• _Goal_
Reproduce all records exactly.

Stored entries
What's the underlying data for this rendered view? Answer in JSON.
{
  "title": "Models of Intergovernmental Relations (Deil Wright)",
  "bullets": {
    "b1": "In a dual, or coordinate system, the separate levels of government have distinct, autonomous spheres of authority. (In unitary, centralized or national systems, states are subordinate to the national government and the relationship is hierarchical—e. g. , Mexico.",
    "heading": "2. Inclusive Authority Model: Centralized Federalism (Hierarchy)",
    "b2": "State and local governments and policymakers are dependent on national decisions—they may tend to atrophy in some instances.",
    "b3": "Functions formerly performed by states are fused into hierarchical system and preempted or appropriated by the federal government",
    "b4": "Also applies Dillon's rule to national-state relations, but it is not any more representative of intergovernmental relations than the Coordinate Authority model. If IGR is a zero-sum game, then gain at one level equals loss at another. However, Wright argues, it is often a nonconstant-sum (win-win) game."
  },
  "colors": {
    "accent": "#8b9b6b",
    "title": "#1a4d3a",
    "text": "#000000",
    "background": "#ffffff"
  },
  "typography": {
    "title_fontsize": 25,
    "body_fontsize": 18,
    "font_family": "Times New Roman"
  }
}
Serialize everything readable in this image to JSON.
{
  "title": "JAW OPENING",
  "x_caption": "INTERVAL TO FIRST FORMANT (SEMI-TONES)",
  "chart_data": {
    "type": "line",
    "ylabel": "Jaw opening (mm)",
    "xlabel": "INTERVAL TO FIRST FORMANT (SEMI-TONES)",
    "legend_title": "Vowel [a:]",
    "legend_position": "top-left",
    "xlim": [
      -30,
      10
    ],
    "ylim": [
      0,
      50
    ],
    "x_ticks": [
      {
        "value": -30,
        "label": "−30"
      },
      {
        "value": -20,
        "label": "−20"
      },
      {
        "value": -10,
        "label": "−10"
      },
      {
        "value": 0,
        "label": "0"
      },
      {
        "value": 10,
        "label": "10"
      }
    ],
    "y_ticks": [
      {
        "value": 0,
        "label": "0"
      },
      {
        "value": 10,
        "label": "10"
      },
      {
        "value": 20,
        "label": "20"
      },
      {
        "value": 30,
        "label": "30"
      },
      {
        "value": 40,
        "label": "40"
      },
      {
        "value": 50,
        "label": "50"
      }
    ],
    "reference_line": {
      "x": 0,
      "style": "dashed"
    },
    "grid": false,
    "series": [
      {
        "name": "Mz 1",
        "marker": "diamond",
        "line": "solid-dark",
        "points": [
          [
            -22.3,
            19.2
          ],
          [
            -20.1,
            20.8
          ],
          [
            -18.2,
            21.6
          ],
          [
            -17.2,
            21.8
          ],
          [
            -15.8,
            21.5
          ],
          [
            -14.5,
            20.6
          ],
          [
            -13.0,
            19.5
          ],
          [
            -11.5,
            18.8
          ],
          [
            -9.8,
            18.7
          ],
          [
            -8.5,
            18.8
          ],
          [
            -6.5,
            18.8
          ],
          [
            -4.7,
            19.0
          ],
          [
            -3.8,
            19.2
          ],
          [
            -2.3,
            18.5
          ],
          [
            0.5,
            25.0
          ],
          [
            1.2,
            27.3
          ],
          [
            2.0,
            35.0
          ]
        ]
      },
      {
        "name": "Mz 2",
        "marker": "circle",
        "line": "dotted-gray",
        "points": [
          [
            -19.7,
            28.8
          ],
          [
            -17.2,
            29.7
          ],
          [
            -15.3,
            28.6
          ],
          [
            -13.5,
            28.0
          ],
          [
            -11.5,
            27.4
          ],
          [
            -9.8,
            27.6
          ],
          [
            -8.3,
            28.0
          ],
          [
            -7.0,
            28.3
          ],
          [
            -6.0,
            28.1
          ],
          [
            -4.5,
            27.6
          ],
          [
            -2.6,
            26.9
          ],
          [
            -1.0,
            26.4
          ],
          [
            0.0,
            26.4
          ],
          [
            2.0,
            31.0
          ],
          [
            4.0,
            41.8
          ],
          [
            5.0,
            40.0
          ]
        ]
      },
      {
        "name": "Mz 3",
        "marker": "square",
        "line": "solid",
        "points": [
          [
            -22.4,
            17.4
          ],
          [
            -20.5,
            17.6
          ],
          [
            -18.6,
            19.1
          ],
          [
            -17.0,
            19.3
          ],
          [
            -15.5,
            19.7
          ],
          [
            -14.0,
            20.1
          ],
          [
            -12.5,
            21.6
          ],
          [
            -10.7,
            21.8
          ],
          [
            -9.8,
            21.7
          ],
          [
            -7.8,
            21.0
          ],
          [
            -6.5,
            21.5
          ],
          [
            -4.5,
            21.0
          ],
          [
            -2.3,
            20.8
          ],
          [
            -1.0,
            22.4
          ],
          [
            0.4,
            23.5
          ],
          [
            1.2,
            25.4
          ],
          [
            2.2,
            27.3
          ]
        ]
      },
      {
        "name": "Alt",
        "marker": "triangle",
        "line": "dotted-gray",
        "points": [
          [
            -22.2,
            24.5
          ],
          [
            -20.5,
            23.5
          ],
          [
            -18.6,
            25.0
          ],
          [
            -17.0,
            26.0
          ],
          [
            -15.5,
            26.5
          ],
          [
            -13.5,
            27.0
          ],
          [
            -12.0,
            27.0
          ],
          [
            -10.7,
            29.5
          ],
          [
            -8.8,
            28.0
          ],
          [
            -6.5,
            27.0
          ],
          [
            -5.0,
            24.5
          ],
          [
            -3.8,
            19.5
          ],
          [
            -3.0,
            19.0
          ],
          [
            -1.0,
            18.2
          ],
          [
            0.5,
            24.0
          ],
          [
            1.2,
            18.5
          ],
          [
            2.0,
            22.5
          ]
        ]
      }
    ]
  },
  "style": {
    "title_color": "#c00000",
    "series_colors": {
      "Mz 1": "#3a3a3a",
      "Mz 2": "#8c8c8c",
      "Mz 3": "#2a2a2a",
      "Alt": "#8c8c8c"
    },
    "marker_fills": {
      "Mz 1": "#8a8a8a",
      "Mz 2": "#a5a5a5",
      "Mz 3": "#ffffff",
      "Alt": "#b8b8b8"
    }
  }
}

• _Output of the exercise_
What's the underlying data for this rendered view? Answer in JSON.
{
  "title": "Models of Intergovernmental Relations (Deil Wright)",
  "bullets": {
    "b1": "In a dual, or coordinate system, the separate levels of government have distinct, autonomous spheres of authority. (In unitary, centralized or national systems, states are subordinate to the national government and the relationship is hierarchical—e. g. , Mexico.",
    "heading": "2. Inclusive Authority Model: Centralized Federalism (Hierarchy)",
    "b2": "State and local governments and policymakers are dependent on national decisions—they may tend to atrophy in some instances.",
    "b3": "Functions formerly performed by states are fused into hierarchical system and preempted or appropriated by the federal government",
    "b4": "Also applies Dillon's rule to national-state relations, but it is not any more representative of intergovernmental relations than the Coordinate Authority model. If IGR is a zero-sum game, then gain at one level equals loss at another. However, Wright argues, it is often a nonconstant-sum (win-win) game."
  },
  "colors": {
    "accent": "#8b9b6b",
    "title": "#1a4d3a",
    "text": "#000000",
    "background": "#ffffff"
  },
  "typography": {
    "title_fontsize": 25,
    "body_fontsize": 18,
    "font_family": "Times New Roman"
  }
}
Serialize everything readable in this image to JSON.
{
  "title": "JAW OPENING",
  "x_caption": "INTERVAL TO FIRST FORMANT (SEMI-TONES)",
  "chart_data": {
    "type": "line",
    "ylabel": "Jaw opening (mm)",
    "xlabel": "INTERVAL TO FIRST FORMANT (SEMI-TONES)",
    "legend_title": "Vowel [a:]",
    "legend_position": "top-left",
    "xlim": [
      -30,
      10
    ],
    "ylim": [
      0,
      50
    ],
    "x_ticks": [
      {
        "value": -30,
        "label": "−30"
      },
      {
        "value": -20,
        "label": "−20"
      },
      {
        "value": -10,
        "label": "−10"
      },
      {
        "value": 0,
        "label": "0"
      },
      {
        "value": 10,
        "label": "10"
      }
    ],
    "y_ticks": [
      {
        "value": 0,
        "label": "0"
      },
      {
        "value": 10,
        "label": "10"
      },
      {
        "value": 20,
        "label": "20"
      },
      {
        "value": 30,
        "label": "30"
      },
      {
        "value": 40,
        "label": "40"
      },
      {
        "value": 50,
        "label": "50"
      }
    ],
    "reference_line": {
      "x": 0,
      "style": "dashed"
    },
    "grid": false,
    "series": [
      {
        "name": "Mz 1",
        "marker": "diamond",
        "line": "solid-dark",
        "points": [
          [
            -22.3,
            19.2
          ],
          [
            -20.1,
            20.8
          ],
          [
            -18.2,
            21.6
          ],
          [
            -17.2,
            21.8
          ],
          [
            -15.8,
            21.5
          ],
          [
            -14.5,
            20.6
          ],
          [
            -13.0,
            19.5
          ],
          [
            -11.5,
            18.8
          ],
          [
            -9.8,
            18.7
          ],
          [
            -8.5,
            18.8
          ],
          [
            -6.5,
            18.8
          ],
          [
            -4.7,
            19.0
          ],
          [
            -3.8,
            19.2
          ],
          [
            -2.3,
            18.5
          ],
          [
            0.5,
            25.0
          ],
          [
            1.2,
            27.3
          ],
          [
            2.0,
            35.0
          ]
        ]
      },
      {
        "name": "Mz 2",
        "marker": "circle",
        "line": "dotted-gray",
        "points": [
          [
            -19.7,
            28.8
          ],
          [
            -17.2,
            29.7
          ],
          [
            -15.3,
            28.6
          ],
          [
            -13.5,
            28.0
          ],
          [
            -11.5,
            27.4
          ],
          [
            -9.8,
            27.6
          ],
          [
            -8.3,
            28.0
          ],
          [
            -7.0,
            28.3
          ],
          [
            -6.0,
            28.1
          ],
          [
            -4.5,
            27.6
          ],
          [
            -2.6,
            26.9
          ],
          [
            -1.0,
            26.4
          ],
          [
            0.0,
            26.4
          ],
          [
            2.0,
            31.0
          ],
          [
            4.0,
            41.8
          ],
          [
            5.0,
            40.0
          ]
        ]
      },
      {
        "name": "Mz 3",
        "marker": "square",
        "line": "solid",
        "points": [
          [
            -22.4,
            17.4
          ],
          [
            -20.5,
            17.6
          ],
          [
            -18.6,
            19.1
          ],
          [
            -17.0,
            19.3
          ],
          [
            -15.5,
            19.7
          ],
          [
            -14.0,
            20.1
          ],
          [
            -12.5,
            21.6
          ],
          [
            -10.7,
            21.8
          ],
          [
            -9.8,
            21.7
          ],
          [
            -7.8,
            21.0
          ],
          [
            -6.5,
            21.5
          ],
          [
            -4.5,
            21.0
          ],
          [
            -2.3,
            20.8
          ],
          [
            -1.0,
            22.4
          ],
          [
            0.4,
            23.5
          ],
          [
            1.2,
            25.4
          ],
          [
            2.2,
            27.3
          ]
        ]
      },
      {
        "name": "Alt",
        "marker": "triangle",
        "line": "dotted-gray",
        "points": [
          [
            -22.2,
            24.5
          ],
          [
            -20.5,
            23.5
          ],
          [
            -18.6,
            25.0
          ],
          [
            -17.0,
            26.0
          ],
          [
            -15.5,
            26.5
          ],
          [
            -13.5,
            27.0
          ],
          [
            -12.0,
            27.0
          ],
          [
            -10.7,
            29.5
          ],
          [
            -8.8,
            28.0
          ],
          [
            -6.5,
            27.0
          ],
          [
            -5.0,
            24.5
          ],
          [
            -3.8,
            19.5
          ],
          [
            -3.0,
            19.0
          ],
          [
            -1.0,
            18.2
          ],
          [
            0.5,
            24.0
          ],
          [
            1.2,
            18.5
          ],
          [
            2.0,
            22.5
          ]
        ]
      }
    ]
  },
  "style": {
    "title_color": "#c00000",
    "series_colors": {
      "Mz 1": "#3a3a3a",
      "Mz 2": "#8c8c8c",
      "Mz 3": "#2a2a2a",
      "Alt": "#8c8c8c"
    },
    "marker_fills": {
      "Mz 1": "#8a8a8a",
      "Mz 2": "#a5a5a5",
      "Mz 3": "#ffffff",
      "Alt": "#b8b8b8"
    }
  }
}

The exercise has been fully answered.